> Exercise details
Say how many lines in the records include the string "moving", adding no other words.

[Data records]
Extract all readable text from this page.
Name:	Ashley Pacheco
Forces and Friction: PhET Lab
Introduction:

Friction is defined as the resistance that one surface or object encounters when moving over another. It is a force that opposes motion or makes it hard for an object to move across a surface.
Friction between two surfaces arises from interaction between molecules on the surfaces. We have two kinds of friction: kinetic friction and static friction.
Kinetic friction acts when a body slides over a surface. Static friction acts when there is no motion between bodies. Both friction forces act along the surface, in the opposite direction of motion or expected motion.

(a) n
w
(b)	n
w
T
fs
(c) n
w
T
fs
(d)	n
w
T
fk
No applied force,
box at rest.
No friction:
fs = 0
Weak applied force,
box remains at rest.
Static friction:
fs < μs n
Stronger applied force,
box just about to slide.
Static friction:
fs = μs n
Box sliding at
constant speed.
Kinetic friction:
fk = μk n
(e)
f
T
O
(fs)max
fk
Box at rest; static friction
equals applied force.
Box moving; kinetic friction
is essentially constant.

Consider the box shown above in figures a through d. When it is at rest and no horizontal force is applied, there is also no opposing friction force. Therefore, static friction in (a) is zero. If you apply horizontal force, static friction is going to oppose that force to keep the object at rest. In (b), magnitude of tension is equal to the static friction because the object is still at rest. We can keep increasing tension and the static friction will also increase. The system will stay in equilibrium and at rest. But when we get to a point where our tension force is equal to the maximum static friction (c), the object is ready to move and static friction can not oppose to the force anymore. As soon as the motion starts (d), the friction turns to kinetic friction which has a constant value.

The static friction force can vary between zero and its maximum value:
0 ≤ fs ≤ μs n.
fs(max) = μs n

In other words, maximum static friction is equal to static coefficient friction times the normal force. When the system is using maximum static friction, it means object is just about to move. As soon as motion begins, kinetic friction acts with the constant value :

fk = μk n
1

> Solution for this exercise
2